What is asked
Go through the records and show each line where the word "kcal" occurs.
— start —
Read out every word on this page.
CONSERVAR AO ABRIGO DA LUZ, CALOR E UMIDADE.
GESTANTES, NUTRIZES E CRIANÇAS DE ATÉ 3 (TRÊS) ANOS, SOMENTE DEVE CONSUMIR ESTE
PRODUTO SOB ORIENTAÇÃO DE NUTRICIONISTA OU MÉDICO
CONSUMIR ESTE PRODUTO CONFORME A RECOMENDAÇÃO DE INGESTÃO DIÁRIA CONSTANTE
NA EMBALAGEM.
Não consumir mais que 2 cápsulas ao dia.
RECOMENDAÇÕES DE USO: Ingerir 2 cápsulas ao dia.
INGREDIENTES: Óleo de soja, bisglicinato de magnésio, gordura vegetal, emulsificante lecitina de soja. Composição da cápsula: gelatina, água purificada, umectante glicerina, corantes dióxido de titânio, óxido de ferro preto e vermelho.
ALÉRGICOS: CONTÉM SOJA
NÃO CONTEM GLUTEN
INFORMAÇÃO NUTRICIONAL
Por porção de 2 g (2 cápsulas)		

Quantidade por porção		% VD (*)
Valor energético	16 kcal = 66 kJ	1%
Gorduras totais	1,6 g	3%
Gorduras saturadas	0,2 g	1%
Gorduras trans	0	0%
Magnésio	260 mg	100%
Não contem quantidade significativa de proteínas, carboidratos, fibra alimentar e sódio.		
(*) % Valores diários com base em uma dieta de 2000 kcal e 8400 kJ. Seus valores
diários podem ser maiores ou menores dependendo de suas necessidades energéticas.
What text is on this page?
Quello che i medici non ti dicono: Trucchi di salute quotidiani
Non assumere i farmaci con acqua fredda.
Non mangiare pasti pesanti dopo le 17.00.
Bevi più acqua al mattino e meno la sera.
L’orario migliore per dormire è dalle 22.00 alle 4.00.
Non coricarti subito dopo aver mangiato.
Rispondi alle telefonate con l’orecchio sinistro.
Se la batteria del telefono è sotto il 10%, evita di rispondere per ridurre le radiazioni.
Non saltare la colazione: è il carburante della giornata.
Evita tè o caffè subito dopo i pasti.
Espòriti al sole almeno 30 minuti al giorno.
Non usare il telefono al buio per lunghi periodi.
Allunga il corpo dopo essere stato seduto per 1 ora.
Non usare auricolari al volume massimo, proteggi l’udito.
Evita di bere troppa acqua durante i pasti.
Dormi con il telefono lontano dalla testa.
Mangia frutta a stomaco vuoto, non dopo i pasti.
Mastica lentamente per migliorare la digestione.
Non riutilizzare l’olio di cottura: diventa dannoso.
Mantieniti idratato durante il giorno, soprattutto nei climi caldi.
— end —
The result
Valor energético	16 kcal = 66 kJ	1%
(*) % Valores diários com base em uma dieta de 2000 kcal e 8400 kJ. Seus valores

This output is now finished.